◆ **Set task**:
Search the material for "this" and show all lines that contain it.

── Provided information

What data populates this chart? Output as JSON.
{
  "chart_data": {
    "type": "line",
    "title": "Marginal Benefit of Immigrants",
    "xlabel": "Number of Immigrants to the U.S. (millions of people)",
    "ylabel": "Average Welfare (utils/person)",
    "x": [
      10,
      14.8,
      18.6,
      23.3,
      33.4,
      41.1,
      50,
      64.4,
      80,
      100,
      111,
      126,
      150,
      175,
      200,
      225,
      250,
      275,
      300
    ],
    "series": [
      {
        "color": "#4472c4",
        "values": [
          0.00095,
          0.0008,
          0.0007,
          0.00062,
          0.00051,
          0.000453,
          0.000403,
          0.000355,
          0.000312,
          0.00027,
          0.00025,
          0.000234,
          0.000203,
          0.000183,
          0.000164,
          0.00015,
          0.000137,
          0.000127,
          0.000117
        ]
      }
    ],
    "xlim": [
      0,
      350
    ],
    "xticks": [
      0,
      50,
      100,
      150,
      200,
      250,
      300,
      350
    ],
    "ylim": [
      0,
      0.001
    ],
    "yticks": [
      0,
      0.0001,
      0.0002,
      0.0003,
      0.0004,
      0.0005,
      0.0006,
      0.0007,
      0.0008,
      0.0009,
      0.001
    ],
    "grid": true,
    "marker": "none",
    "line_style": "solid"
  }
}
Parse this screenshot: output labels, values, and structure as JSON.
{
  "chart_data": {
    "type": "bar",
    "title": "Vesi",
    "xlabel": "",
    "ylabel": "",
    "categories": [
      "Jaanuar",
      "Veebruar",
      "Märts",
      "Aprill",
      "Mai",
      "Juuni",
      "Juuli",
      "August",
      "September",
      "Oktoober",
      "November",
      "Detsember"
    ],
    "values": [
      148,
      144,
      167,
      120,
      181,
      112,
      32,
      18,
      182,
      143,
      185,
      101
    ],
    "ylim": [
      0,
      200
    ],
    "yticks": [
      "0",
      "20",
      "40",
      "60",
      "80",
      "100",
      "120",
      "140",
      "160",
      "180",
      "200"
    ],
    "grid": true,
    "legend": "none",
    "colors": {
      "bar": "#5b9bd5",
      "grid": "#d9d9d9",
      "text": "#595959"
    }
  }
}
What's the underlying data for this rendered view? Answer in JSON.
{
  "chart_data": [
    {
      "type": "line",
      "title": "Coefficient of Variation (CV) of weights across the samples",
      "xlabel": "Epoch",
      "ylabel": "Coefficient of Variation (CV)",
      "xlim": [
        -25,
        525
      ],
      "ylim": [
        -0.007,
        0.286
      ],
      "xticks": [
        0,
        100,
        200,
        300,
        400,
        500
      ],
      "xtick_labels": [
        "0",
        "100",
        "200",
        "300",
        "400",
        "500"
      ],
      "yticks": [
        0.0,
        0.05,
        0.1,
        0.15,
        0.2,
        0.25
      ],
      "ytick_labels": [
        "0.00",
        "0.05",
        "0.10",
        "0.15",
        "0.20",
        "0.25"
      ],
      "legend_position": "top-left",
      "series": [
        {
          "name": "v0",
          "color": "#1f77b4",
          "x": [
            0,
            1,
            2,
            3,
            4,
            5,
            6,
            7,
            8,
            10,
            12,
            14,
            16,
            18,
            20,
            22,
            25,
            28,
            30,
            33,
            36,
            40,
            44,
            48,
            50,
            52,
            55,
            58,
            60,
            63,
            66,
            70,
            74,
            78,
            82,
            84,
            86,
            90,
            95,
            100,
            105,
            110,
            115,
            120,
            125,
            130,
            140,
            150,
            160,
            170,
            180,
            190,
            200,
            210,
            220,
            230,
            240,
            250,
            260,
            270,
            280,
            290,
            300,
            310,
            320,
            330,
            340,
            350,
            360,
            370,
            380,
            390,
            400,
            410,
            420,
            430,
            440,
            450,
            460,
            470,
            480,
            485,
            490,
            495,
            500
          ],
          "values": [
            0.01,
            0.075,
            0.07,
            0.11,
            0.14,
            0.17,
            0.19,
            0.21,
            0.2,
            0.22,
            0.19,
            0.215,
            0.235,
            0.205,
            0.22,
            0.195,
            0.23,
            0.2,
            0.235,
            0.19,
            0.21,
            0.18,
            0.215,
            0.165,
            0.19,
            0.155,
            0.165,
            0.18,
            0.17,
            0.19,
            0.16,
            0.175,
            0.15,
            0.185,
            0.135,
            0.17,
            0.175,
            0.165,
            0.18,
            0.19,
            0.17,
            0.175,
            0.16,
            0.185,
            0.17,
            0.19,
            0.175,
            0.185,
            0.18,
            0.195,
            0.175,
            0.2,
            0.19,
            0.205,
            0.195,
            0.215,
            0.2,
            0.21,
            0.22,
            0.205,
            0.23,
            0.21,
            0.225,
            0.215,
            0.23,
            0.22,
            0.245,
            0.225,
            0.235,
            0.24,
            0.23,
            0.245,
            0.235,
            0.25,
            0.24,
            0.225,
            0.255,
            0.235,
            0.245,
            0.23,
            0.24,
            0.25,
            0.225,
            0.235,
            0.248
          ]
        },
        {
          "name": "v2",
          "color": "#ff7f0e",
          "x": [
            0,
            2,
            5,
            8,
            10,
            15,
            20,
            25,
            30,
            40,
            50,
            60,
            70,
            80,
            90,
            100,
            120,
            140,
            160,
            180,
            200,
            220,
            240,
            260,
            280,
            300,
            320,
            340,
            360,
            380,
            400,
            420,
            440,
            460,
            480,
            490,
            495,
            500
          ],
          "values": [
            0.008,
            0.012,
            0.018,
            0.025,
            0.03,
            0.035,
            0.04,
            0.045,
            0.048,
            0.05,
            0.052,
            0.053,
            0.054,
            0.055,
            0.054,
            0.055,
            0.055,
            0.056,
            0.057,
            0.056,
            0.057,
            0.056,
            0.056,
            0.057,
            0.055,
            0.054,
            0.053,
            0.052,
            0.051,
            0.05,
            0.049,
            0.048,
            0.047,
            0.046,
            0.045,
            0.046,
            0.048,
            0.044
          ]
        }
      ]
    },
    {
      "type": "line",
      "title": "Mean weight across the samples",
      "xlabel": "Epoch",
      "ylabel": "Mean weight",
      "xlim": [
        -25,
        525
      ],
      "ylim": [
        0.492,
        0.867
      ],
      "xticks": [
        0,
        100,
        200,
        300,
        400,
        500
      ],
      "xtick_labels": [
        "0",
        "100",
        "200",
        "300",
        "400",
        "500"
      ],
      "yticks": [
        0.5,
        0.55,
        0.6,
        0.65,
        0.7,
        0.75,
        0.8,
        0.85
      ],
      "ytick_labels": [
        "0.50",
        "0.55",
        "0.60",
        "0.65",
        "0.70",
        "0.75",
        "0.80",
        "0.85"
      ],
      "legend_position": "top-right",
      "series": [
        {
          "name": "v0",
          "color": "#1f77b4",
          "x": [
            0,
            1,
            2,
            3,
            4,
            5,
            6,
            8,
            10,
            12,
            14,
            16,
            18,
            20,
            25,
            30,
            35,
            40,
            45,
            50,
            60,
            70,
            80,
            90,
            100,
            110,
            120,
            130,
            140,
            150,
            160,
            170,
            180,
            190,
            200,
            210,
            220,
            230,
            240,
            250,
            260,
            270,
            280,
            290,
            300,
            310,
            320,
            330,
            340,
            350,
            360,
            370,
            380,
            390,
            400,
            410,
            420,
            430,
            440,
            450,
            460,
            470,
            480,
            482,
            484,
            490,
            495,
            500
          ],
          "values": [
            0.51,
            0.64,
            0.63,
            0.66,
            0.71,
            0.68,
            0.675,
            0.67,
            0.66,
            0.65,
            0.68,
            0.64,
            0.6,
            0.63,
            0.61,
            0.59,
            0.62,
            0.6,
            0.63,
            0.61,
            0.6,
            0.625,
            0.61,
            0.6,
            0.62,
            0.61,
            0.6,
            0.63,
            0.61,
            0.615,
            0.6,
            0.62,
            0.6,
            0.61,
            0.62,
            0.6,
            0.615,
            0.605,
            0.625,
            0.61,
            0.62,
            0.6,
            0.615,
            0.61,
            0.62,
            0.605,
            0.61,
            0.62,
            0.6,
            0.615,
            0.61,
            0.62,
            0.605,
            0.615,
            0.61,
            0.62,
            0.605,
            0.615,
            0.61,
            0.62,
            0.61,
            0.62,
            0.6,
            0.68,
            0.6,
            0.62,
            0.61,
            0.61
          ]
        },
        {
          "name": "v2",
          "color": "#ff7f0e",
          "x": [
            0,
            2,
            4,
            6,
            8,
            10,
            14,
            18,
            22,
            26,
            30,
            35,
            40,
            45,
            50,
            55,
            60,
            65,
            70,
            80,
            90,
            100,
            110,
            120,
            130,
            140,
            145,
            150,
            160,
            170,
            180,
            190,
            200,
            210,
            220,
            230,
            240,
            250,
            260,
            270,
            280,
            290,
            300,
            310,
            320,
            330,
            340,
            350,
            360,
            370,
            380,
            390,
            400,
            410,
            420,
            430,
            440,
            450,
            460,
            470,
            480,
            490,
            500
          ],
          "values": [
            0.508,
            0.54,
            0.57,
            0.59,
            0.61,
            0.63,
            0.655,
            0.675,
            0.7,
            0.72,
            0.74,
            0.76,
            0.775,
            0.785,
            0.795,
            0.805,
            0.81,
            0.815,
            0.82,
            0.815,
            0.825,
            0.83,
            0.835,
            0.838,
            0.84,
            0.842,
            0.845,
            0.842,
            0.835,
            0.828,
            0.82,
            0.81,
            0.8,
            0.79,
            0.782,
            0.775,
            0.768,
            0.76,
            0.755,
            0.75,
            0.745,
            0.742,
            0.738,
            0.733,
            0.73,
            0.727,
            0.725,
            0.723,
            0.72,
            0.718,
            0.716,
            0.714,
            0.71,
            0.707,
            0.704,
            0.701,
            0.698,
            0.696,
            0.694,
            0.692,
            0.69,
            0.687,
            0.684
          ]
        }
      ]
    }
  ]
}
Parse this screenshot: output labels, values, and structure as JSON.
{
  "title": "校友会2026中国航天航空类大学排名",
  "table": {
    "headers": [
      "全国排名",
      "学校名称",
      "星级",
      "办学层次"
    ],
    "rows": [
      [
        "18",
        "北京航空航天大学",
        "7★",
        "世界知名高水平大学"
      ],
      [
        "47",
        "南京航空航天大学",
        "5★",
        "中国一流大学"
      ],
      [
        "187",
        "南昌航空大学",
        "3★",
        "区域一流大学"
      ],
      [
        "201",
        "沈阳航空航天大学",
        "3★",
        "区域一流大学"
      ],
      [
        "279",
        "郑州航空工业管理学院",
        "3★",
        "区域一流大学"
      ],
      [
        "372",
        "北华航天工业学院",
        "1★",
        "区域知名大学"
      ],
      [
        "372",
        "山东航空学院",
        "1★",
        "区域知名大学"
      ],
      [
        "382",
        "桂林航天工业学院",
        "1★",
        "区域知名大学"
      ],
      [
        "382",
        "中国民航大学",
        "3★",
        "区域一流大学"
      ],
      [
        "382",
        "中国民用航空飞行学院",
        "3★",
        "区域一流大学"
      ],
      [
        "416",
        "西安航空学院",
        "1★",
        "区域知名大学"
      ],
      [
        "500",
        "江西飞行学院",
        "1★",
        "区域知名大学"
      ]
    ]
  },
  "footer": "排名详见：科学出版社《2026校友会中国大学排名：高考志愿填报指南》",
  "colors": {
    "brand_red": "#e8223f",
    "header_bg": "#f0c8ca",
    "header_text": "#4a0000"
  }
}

────

◆ **Finished answer**:
What data populates this chart? Output as JSON.
Parse this screenshot: output labels, values, and structure as JSON.
What's the underlying data for this rendered view? Answer in JSON.
Parse this screenshot: output labels, values, and structure as JSON.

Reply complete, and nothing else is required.